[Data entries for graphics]
◇ ◇ ◇ ◇ ◇

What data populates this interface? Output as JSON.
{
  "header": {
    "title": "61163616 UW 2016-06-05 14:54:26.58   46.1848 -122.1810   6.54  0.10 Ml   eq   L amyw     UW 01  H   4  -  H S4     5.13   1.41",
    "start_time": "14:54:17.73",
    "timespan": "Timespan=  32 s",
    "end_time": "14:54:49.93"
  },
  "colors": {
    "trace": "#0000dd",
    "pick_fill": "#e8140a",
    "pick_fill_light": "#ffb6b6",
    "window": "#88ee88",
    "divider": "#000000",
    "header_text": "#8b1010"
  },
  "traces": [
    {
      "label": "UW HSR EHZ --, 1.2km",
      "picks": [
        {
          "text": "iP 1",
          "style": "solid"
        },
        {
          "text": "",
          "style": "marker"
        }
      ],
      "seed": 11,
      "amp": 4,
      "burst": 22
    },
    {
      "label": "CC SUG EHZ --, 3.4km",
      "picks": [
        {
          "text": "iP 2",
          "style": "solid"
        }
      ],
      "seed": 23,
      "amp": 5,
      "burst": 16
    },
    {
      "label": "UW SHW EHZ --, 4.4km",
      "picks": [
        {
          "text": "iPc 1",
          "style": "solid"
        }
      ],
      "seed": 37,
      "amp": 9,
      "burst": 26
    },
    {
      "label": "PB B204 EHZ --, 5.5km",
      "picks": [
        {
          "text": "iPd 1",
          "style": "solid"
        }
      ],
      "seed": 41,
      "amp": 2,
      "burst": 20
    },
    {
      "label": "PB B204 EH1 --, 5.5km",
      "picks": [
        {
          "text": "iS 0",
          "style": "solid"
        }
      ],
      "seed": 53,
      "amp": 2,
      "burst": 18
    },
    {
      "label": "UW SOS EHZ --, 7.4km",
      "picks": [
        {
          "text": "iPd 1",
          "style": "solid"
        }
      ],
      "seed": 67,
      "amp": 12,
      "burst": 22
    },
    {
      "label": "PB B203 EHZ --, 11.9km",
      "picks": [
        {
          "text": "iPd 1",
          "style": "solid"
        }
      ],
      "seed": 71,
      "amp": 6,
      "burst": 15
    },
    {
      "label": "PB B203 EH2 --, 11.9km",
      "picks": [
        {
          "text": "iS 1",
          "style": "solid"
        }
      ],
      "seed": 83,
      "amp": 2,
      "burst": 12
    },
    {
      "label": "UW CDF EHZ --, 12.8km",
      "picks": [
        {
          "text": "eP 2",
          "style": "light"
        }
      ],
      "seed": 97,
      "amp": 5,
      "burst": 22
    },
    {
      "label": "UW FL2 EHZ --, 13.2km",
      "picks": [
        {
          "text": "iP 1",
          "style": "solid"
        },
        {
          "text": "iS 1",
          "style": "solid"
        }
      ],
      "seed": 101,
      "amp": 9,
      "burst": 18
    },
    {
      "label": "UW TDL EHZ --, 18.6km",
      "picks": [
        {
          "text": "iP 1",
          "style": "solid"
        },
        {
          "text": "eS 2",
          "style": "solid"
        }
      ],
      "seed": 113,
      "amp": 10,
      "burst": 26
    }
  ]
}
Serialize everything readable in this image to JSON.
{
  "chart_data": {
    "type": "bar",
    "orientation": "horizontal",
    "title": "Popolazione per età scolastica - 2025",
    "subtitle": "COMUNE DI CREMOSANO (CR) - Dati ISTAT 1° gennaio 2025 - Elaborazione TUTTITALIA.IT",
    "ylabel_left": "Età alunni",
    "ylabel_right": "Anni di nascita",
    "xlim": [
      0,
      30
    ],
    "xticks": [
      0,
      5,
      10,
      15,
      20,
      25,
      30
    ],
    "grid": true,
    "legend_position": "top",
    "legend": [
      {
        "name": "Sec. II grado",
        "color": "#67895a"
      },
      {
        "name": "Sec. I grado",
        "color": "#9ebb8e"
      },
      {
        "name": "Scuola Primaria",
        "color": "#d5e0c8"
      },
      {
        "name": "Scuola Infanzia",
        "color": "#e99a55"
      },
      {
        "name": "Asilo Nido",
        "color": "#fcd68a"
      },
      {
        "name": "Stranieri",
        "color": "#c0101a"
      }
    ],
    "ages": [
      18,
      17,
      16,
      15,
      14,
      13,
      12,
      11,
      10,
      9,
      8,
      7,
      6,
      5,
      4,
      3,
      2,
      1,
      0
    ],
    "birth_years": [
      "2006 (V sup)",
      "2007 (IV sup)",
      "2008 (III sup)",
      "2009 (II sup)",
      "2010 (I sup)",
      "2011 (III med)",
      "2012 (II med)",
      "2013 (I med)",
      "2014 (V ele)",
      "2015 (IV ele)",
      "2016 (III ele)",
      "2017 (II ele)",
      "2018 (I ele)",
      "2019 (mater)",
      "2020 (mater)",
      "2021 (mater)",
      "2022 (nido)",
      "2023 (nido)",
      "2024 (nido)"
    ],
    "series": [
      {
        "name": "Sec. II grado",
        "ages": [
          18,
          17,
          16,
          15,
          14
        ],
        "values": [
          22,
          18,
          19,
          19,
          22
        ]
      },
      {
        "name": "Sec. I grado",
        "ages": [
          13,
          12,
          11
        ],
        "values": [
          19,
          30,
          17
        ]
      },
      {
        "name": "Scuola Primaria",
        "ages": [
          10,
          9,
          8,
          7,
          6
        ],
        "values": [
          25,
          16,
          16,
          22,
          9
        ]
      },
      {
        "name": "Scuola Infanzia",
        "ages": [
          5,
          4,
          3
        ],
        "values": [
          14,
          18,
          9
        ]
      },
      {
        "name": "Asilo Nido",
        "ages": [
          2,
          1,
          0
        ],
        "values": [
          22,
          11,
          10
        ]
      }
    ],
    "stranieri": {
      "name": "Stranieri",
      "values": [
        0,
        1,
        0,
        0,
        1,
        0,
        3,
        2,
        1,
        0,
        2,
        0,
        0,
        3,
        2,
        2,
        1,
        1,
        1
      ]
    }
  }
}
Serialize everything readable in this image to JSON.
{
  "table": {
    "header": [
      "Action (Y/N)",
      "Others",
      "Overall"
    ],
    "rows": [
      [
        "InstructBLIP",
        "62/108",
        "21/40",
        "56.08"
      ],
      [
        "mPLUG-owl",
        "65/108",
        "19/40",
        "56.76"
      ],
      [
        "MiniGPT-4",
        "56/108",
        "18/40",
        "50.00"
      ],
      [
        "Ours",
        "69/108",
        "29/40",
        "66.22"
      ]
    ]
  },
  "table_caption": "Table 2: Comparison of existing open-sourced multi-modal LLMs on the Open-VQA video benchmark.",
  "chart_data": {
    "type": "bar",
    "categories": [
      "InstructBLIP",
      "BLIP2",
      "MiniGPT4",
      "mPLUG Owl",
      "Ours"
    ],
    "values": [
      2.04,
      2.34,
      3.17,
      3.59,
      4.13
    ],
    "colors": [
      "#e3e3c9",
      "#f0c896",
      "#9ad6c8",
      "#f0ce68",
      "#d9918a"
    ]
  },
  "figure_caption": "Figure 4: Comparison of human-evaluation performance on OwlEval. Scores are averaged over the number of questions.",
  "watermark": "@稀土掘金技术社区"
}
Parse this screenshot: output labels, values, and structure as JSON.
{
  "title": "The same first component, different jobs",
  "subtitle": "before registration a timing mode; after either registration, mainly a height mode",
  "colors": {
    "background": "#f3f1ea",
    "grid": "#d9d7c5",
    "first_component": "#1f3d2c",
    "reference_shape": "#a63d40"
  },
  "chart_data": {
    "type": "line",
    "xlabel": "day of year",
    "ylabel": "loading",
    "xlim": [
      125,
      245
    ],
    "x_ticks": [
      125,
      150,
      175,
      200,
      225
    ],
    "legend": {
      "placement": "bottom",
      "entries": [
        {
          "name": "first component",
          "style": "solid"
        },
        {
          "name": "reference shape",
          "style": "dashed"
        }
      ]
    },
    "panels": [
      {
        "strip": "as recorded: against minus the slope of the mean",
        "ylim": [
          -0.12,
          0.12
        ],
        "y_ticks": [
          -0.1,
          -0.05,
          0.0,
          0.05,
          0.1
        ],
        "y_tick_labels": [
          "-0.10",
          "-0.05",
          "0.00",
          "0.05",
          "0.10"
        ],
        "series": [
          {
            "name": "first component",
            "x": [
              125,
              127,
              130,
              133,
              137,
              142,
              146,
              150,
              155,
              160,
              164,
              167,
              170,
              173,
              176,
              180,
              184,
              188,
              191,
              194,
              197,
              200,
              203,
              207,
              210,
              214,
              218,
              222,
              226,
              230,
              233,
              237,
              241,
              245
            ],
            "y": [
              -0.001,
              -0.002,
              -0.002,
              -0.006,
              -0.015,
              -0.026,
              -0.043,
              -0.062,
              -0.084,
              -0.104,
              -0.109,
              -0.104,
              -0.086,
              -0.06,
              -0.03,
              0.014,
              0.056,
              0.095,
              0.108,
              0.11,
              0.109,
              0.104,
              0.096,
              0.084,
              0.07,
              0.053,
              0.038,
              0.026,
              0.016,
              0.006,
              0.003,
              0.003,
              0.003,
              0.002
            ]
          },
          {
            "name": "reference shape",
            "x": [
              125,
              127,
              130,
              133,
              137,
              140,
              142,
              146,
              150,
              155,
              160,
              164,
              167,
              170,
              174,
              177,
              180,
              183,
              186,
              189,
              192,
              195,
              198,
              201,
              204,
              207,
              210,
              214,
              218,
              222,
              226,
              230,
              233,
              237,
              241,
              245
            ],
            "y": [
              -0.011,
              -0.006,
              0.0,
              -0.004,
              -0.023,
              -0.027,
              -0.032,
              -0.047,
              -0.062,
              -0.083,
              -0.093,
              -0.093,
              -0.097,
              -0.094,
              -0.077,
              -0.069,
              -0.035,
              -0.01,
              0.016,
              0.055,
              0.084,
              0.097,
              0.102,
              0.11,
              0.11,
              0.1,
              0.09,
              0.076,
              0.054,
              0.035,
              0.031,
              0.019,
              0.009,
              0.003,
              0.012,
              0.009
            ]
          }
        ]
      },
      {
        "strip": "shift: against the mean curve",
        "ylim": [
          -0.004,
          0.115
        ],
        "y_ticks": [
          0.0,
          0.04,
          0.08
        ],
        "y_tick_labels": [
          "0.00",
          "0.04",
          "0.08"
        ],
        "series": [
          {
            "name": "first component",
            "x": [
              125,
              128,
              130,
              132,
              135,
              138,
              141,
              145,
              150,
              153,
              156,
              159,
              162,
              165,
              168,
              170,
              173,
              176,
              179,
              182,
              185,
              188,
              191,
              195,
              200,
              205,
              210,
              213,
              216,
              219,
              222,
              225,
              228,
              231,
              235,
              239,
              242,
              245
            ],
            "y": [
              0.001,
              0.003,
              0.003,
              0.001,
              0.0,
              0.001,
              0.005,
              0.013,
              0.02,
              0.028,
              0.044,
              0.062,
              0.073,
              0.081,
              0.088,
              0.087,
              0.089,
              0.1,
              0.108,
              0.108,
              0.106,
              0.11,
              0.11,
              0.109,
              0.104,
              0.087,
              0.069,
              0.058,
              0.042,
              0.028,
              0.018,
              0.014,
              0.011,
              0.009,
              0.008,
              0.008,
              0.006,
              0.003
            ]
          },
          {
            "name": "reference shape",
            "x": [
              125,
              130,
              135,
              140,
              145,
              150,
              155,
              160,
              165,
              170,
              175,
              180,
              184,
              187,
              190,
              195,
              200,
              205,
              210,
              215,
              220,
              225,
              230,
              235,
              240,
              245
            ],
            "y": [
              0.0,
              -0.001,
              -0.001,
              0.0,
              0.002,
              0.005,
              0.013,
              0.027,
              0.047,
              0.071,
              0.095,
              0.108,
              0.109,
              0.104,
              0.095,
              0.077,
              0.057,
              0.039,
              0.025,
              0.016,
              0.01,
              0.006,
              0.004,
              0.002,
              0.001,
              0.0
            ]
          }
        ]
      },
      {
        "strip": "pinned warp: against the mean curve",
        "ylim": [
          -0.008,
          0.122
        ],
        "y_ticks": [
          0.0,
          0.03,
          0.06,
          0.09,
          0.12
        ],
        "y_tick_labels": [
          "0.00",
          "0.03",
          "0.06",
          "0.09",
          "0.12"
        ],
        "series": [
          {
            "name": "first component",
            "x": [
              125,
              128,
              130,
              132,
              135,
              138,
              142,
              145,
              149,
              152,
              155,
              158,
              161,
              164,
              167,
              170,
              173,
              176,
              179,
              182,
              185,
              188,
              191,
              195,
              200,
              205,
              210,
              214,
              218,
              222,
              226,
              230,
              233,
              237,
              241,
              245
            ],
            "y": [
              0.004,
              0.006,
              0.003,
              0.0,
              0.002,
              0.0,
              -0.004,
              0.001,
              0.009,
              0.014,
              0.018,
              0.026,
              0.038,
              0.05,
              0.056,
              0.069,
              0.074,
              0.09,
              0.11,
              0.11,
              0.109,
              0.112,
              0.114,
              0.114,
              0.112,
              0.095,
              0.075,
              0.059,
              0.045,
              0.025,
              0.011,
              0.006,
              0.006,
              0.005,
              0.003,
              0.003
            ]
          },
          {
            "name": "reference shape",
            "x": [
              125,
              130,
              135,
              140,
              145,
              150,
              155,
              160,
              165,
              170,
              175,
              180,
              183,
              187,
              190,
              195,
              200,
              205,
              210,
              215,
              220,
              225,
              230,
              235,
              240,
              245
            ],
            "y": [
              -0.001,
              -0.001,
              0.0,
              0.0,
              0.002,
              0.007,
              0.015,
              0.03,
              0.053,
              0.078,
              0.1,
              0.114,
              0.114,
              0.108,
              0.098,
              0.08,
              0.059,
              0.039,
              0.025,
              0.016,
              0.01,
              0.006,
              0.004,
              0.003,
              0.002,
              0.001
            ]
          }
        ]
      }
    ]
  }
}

◇ ◇ ◇ ◇ ◇

EXERCISE AIM:
Show all lines from the listing above in which "JSON" appears.

RESPONSE TO THE EXERCISE:
What data populates this interface? Output as JSON.
Serialize everything readable in this image to JSON.
Serialize everything readable in this image to JSON.
Parse this screenshot: output labels, values, and structure as JSON.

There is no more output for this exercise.